SUPPLIED DATA —
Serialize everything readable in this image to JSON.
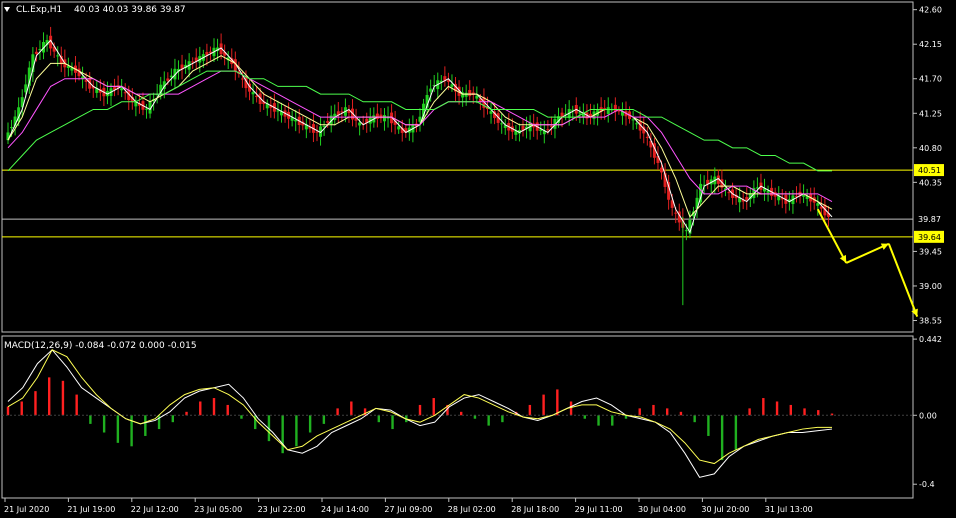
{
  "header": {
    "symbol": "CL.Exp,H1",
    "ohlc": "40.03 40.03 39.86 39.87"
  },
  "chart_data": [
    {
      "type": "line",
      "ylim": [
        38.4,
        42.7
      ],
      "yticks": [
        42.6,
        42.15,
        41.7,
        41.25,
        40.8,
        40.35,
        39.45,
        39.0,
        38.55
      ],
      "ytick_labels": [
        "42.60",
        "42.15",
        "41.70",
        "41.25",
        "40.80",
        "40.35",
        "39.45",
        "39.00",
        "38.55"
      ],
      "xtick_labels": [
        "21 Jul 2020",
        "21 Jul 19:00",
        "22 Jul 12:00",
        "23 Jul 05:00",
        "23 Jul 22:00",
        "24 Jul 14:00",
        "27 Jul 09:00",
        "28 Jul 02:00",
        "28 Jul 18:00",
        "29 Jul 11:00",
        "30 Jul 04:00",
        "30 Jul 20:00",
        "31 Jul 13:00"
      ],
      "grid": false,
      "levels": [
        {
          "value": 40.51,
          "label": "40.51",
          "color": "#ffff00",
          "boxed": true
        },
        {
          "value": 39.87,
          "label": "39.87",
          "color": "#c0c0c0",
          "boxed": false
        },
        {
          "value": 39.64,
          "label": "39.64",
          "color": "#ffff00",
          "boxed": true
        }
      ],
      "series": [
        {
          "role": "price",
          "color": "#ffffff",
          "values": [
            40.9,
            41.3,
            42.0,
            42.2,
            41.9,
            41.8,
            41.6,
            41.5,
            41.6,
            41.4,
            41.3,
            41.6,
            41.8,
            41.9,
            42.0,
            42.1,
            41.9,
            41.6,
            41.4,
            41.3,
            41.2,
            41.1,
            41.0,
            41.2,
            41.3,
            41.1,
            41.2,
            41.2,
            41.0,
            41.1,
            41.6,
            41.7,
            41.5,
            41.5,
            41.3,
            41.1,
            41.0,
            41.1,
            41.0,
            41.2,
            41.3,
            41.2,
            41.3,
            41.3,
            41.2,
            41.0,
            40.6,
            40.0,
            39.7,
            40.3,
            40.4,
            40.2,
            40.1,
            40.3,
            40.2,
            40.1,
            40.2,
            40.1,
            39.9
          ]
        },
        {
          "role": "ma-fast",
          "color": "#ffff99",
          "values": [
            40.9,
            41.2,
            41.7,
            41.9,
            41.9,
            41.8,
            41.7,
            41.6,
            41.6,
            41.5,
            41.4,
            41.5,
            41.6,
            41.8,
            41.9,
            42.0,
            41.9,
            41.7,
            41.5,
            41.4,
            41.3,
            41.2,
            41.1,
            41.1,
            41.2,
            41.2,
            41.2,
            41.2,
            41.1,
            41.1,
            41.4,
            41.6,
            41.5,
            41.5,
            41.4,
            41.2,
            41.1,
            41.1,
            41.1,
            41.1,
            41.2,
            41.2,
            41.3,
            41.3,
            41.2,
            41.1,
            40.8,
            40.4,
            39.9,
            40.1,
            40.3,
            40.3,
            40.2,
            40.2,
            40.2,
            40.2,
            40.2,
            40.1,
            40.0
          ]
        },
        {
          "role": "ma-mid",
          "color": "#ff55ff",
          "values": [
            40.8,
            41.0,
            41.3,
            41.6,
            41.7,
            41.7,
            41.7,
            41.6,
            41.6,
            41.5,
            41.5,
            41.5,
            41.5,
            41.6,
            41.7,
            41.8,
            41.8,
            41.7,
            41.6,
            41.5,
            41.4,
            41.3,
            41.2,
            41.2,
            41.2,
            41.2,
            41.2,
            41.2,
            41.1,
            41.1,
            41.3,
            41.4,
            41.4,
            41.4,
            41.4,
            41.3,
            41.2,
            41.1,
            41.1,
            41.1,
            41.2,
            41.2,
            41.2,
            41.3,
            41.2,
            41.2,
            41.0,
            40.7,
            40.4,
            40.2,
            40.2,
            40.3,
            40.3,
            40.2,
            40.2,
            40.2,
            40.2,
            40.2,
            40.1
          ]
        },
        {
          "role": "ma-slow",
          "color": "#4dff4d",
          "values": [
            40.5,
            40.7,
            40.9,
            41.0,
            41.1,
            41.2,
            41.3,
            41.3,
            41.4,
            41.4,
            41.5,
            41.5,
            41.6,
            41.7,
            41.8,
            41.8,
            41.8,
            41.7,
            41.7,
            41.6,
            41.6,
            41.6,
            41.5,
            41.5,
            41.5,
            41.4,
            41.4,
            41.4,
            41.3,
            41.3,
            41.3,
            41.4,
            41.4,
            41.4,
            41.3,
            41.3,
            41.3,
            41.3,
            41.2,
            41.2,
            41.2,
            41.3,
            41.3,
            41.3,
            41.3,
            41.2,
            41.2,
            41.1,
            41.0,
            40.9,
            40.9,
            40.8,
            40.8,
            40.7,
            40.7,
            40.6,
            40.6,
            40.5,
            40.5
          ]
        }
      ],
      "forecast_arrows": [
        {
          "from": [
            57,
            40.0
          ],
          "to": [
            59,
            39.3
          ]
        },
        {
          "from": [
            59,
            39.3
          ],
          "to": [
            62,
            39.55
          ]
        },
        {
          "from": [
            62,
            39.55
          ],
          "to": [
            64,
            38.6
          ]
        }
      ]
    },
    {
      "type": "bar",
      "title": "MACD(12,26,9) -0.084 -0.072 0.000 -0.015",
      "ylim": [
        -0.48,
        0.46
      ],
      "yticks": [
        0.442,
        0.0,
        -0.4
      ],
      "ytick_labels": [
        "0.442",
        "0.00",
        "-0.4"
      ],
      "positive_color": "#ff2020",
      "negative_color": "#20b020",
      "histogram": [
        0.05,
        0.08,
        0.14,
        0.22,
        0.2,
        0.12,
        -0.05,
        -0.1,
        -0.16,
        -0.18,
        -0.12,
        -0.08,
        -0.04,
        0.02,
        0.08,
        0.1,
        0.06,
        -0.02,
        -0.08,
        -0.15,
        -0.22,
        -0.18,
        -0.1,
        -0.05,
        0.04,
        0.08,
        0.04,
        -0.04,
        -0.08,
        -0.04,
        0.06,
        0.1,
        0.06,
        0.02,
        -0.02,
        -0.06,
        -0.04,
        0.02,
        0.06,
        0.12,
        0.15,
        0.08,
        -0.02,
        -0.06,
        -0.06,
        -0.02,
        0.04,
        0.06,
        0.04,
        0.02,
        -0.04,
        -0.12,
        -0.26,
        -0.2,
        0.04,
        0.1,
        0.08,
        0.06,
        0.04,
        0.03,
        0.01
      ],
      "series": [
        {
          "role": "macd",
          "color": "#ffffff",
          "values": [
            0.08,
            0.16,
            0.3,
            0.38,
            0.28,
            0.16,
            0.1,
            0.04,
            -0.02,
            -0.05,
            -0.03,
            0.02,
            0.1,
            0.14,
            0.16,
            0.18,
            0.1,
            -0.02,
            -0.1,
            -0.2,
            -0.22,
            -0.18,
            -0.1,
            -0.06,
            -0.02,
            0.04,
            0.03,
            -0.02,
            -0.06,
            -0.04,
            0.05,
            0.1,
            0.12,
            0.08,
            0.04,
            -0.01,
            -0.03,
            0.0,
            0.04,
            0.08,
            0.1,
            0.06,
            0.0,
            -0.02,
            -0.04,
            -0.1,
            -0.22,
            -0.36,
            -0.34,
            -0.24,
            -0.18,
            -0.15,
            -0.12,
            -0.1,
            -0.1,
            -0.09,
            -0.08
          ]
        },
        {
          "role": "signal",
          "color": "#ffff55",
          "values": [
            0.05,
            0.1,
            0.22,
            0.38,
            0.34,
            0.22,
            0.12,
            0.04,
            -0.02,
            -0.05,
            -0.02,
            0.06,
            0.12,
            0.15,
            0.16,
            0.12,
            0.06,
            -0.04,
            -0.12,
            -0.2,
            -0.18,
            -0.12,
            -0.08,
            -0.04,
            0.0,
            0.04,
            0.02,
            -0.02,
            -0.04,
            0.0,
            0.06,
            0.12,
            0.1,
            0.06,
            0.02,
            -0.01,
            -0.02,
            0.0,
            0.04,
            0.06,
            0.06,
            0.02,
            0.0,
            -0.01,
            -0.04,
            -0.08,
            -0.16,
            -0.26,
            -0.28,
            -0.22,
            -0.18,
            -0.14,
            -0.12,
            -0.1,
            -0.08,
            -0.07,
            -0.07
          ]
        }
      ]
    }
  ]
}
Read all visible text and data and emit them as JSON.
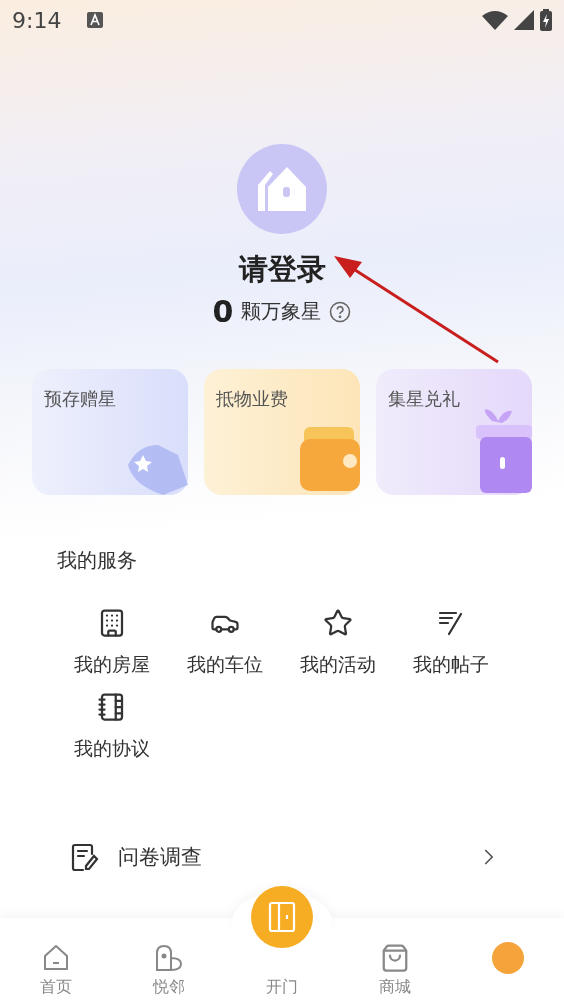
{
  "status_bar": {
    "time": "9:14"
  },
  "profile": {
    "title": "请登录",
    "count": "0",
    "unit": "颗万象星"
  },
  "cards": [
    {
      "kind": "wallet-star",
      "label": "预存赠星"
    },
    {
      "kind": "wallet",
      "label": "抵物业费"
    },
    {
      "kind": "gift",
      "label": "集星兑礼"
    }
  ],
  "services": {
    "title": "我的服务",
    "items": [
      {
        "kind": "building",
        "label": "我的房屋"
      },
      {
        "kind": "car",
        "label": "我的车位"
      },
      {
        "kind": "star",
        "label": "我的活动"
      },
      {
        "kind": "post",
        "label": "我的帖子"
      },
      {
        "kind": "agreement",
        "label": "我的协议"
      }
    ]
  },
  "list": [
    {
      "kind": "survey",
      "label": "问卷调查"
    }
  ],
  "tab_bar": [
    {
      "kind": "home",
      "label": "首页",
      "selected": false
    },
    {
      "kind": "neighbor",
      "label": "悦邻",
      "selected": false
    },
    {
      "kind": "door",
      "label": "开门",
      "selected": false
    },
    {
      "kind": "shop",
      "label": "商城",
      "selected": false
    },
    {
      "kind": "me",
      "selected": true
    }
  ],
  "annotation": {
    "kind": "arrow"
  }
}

TASK TO COMPLETE —
Reproduce exactly the lines from the one with "Read all visible" to the bottom of the listing, both ends included, and nothing else. Skip the pictures.

SOLUTION TO THIS PROBLEM —
Read all visible text and data and emit them as JSON.
{
  "status_bar": {
    "time": "9:14"
  },
  "profile": {
    "title": "请登录",
    "count": "0",
    "unit": "颗万象星"
  },
  "cards": [
    {
      "kind": "wallet-star",
      "label": "预存赠星"
    },
    {
      "kind": "wallet",
      "label": "抵物业费"
    },
    {
      "kind": "gift",
      "label": "集星兑礼"
    }
  ],
  "services": {
    "title": "我的服务",
    "items": [
      {
        "kind": "building",
        "label": "我的房屋"
      },
      {
        "kind": "car",
        "label": "我的车位"
      },
      {
        "kind": "star",
        "label": "我的活动"
      },
      {
        "kind": "post",
        "label": "我的帖子"
      },
      {
        "kind": "agreement",
        "label": "我的协议"
      }
    ]
  },
  "list": [
    {
      "kind": "survey",
      "label": "问卷调查"
    }
  ],
  "tab_bar": [
    {
      "kind": "home",
      "label": "首页",
      "selected": false
    },
    {
      "kind": "neighbor",
      "label": "悦邻",
      "selected": false
    },
    {
      "kind": "door",
      "label": "开门",
      "selected": false
    },
    {
      "kind": "shop",
      "label": "商城",
      "selected": false
    },
    {
      "kind": "me",
      "selected": true
    }
  ],
  "annotation": {
    "kind": "arrow"
  }
}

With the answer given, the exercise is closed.